(Set task): Without the pictures, write out all the lines below exactly as they appear.

(Data entries):
◇ ◇ ◇ ◇ ◇

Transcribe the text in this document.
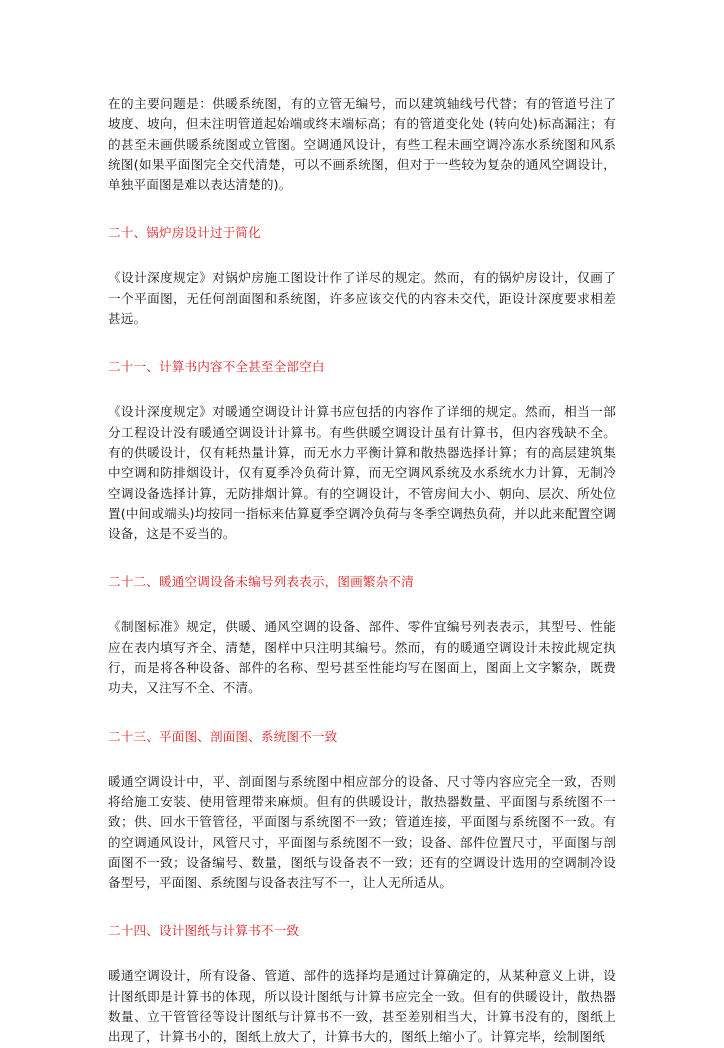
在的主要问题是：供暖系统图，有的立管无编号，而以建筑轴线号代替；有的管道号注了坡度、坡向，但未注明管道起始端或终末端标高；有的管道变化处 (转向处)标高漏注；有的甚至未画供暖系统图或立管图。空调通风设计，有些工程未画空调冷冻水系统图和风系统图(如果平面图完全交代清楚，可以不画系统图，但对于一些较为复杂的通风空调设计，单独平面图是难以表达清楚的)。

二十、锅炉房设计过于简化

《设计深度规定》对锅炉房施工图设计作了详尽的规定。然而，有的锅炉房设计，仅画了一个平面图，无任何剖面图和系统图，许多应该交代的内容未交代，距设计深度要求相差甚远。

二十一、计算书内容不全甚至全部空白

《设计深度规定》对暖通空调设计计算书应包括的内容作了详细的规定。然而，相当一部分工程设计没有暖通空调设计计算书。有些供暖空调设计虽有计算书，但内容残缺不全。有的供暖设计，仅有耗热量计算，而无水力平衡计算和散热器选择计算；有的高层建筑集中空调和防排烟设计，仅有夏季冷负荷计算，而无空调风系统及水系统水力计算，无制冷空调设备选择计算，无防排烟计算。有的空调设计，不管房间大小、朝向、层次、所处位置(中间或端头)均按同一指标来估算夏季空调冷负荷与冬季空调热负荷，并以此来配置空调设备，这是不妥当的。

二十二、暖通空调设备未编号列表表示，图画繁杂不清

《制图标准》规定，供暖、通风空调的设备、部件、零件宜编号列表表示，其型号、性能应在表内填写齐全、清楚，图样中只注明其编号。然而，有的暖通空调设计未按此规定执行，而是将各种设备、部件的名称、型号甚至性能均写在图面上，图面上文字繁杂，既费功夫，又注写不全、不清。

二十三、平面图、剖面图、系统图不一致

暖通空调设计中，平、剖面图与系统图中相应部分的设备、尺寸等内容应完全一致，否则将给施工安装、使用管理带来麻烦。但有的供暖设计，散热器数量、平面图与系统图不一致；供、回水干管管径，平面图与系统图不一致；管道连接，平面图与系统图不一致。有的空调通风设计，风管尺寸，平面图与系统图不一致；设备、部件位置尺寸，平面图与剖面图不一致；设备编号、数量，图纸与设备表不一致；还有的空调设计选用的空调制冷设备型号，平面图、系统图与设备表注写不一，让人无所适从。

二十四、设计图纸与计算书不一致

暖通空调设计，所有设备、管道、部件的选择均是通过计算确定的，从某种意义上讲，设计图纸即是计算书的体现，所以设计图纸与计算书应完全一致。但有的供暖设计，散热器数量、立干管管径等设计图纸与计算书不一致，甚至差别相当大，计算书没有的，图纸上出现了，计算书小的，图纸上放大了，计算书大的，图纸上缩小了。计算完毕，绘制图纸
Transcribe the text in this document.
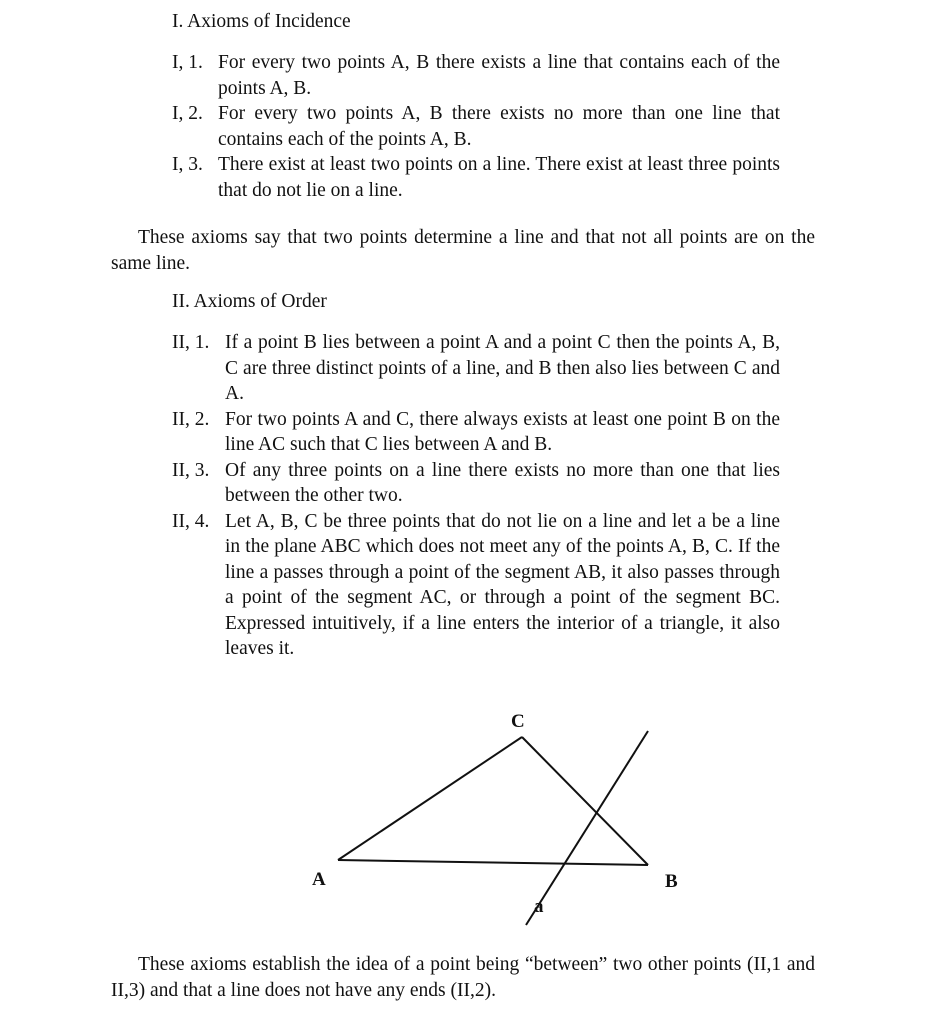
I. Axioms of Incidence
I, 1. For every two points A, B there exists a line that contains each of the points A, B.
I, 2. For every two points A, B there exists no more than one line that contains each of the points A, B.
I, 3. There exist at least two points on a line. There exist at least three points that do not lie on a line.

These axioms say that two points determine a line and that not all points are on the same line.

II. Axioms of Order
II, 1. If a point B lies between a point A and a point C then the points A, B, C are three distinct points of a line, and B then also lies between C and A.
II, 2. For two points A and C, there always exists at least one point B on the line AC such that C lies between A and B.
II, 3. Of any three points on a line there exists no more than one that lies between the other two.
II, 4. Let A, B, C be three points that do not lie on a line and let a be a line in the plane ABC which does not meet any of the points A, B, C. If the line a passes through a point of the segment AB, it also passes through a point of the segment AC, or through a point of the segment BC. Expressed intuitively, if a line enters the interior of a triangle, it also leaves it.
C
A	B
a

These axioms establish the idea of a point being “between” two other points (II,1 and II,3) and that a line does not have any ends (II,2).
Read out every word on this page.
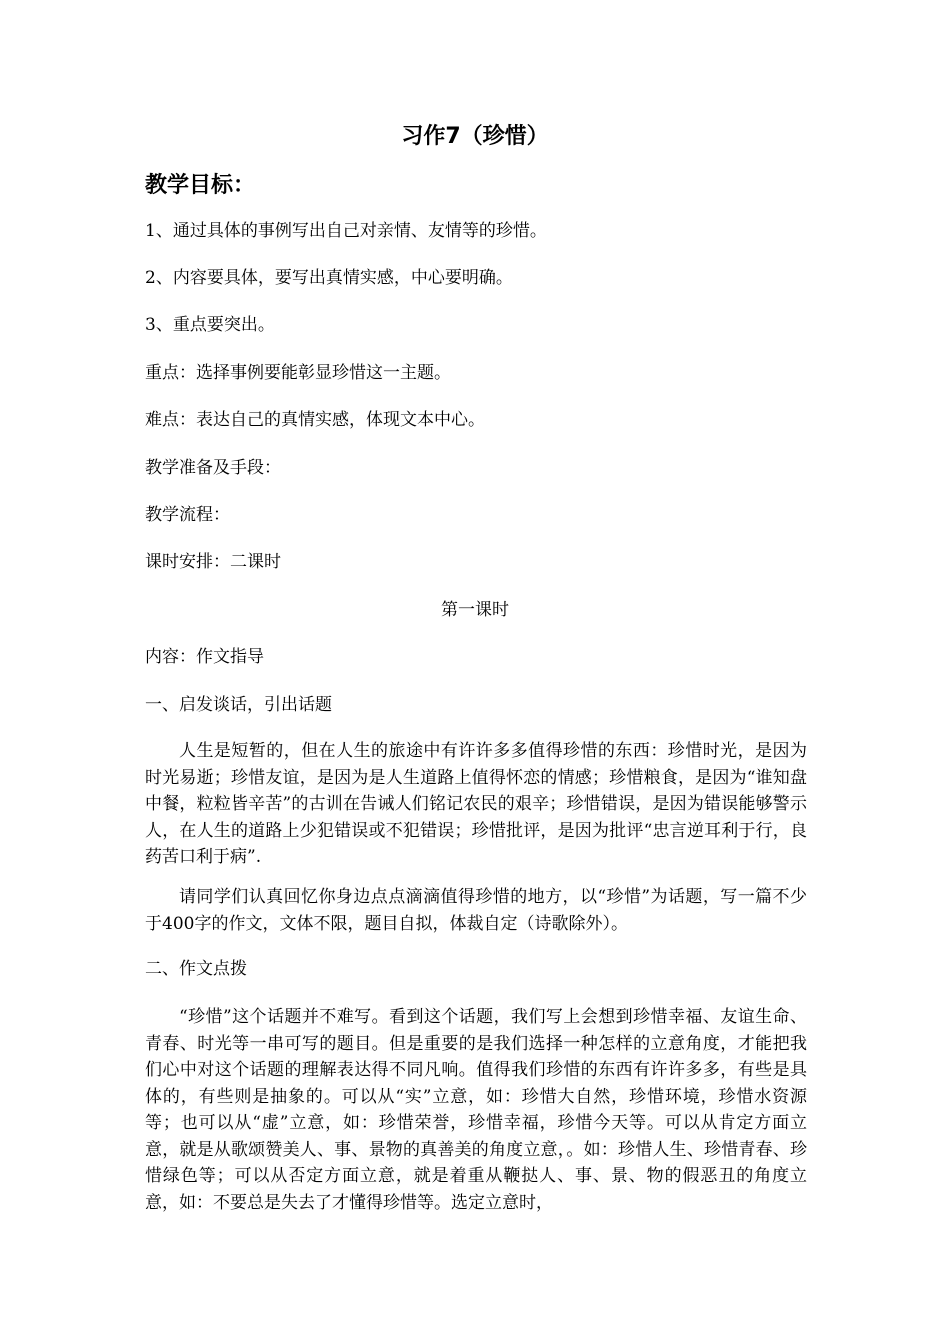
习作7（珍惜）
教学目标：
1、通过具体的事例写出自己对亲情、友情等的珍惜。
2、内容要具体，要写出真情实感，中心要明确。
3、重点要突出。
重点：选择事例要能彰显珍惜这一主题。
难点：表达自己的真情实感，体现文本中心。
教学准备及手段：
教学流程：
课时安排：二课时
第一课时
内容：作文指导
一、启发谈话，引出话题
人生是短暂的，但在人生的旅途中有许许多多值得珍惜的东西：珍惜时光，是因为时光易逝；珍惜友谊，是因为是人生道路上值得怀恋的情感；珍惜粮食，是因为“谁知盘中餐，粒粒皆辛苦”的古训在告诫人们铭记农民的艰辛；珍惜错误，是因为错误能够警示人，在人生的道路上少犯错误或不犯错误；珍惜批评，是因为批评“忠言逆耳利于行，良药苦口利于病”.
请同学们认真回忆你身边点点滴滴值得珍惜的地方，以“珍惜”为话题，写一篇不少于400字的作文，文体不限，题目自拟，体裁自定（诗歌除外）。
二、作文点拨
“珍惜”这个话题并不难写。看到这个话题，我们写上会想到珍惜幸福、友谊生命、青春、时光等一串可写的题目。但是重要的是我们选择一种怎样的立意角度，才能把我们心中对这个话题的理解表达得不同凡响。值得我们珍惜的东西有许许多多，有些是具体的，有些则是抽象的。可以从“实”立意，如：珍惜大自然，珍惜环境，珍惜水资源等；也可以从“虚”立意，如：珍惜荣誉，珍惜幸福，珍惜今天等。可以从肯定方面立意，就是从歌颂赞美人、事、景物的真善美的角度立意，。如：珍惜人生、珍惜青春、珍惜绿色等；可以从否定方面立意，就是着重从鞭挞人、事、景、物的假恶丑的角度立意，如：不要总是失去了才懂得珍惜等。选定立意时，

◇ ◇ ◇ ◇ ◇

(Answer for the task):
Transcribe the text in this document.
在的主要问题是：供暖系统图，有的立管无编号，而以建筑轴线号代替；有的管道号注了坡度、坡向，但未注明管道起始端或终末端标高；有的管道变化处 (转向处)标高漏注；有的甚至未画供暖系统图或立管图。空调通风设计，有些工程未画空调冷冻水系统图和风系统图(如果平面图完全交代清楚，可以不画系统图，但对于一些较为复杂的通风空调设计，单独平面图是难以表达清楚的)。

二十、锅炉房设计过于简化

《设计深度规定》对锅炉房施工图设计作了详尽的规定。然而，有的锅炉房设计，仅画了一个平面图，无任何剖面图和系统图，许多应该交代的内容未交代，距设计深度要求相差甚远。

二十一、计算书内容不全甚至全部空白

《设计深度规定》对暖通空调设计计算书应包括的内容作了详细的规定。然而，相当一部分工程设计没有暖通空调设计计算书。有些供暖空调设计虽有计算书，但内容残缺不全。有的供暖设计，仅有耗热量计算，而无水力平衡计算和散热器选择计算；有的高层建筑集中空调和防排烟设计，仅有夏季冷负荷计算，而无空调风系统及水系统水力计算，无制冷空调设备选择计算，无防排烟计算。有的空调设计，不管房间大小、朝向、层次、所处位置(中间或端头)均按同一指标来估算夏季空调冷负荷与冬季空调热负荷，并以此来配置空调设备，这是不妥当的。

二十二、暖通空调设备未编号列表表示，图画繁杂不清

《制图标准》规定，供暖、通风空调的设备、部件、零件宜编号列表表示，其型号、性能应在表内填写齐全、清楚，图样中只注明其编号。然而，有的暖通空调设计未按此规定执行，而是将各种设备、部件的名称、型号甚至性能均写在图面上，图面上文字繁杂，既费功夫，又注写不全、不清。

二十三、平面图、剖面图、系统图不一致

暖通空调设计中，平、剖面图与系统图中相应部分的设备、尺寸等内容应完全一致，否则将给施工安装、使用管理带来麻烦。但有的供暖设计，散热器数量、平面图与系统图不一致；供、回水干管管径，平面图与系统图不一致；管道连接，平面图与系统图不一致。有的空调通风设计，风管尺寸，平面图与系统图不一致；设备、部件位置尺寸，平面图与剖面图不一致；设备编号、数量，图纸与设备表不一致；还有的空调设计选用的空调制冷设备型号，平面图、系统图与设备表注写不一，让人无所适从。

二十四、设计图纸与计算书不一致

暖通空调设计，所有设备、管道、部件的选择均是通过计算确定的，从某种意义上讲，设计图纸即是计算书的体现，所以设计图纸与计算书应完全一致。但有的供暖设计，散热器数量、立干管管径等设计图纸与计算书不一致，甚至差别相当大，计算书没有的，图纸上出现了，计算书小的，图纸上放大了，计算书大的，图纸上缩小了。计算完毕，绘制图纸
Transcribe the text in this document.
I. Axioms of Incidence
I, 1. For every two points A, B there exists a line that contains each of the points A, B.
I, 2. For every two points A, B there exists no more than one line that contains each of the points A, B.
I, 3. There exist at least two points on a line. There exist at least three points that do not lie on a line.

These axioms say that two points determine a line and that not all points are on the same line.

II. Axioms of Order
II, 1. If a point B lies between a point A and a point C then the points A, B, C are three distinct points of a line, and B then also lies between C and A.
II, 2. For two points A and C, there always exists at least one point B on the line AC such that C lies between A and B.
II, 3. Of any three points on a line there exists no more than one that lies between the other two.
II, 4. Let A, B, C be three points that do not lie on a line and let a be a line in the plane ABC which does not meet any of the points A, B, C. If the line a passes through a point of the segment AB, it also passes through a point of the segment AC, or through a point of the segment BC. Expressed intuitively, if a line enters the interior of a triangle, it also leaves it.
C
A	B
a

These axioms establish the idea of a point being “between” two other points (II,1 and II,3) and that a line does not have any ends (II,2).
Read out every word on this page.
习作7（珍惜）
教学目标：
1、通过具体的事例写出自己对亲情、友情等的珍惜。
2、内容要具体，要写出真情实感，中心要明确。
3、重点要突出。
重点：选择事例要能彰显珍惜这一主题。
难点：表达自己的真情实感，体现文本中心。
教学准备及手段：
教学流程：
课时安排：二课时
第一课时
内容：作文指导
一、启发谈话，引出话题
人生是短暂的，但在人生的旅途中有许许多多值得珍惜的东西：珍惜时光，是因为时光易逝；珍惜友谊，是因为是人生道路上值得怀恋的情感；珍惜粮食，是因为“谁知盘中餐，粒粒皆辛苦”的古训在告诫人们铭记农民的艰辛；珍惜错误，是因为错误能够警示人，在人生的道路上少犯错误或不犯错误；珍惜批评，是因为批评“忠言逆耳利于行，良药苦口利于病”.
请同学们认真回忆你身边点点滴滴值得珍惜的地方，以“珍惜”为话题，写一篇不少于400字的作文，文体不限，题目自拟，体裁自定（诗歌除外）。
二、作文点拨
“珍惜”这个话题并不难写。看到这个话题，我们写上会想到珍惜幸福、友谊生命、青春、时光等一串可写的题目。但是重要的是我们选择一种怎样的立意角度，才能把我们心中对这个话题的理解表达得不同凡响。值得我们珍惜的东西有许许多多，有些是具体的，有些则是抽象的。可以从“实”立意，如：珍惜大自然，珍惜环境，珍惜水资源等；也可以从“虚”立意，如：珍惜荣誉，珍惜幸福，珍惜今天等。可以从肯定方面立意，就是从歌颂赞美人、事、景物的真善美的角度立意，。如：珍惜人生、珍惜青春、珍惜绿色等；可以从否定方面立意，就是着重从鞭挞人、事、景、物的假恶丑的角度立意，如：不要总是失去了才懂得珍惜等。选定立意时，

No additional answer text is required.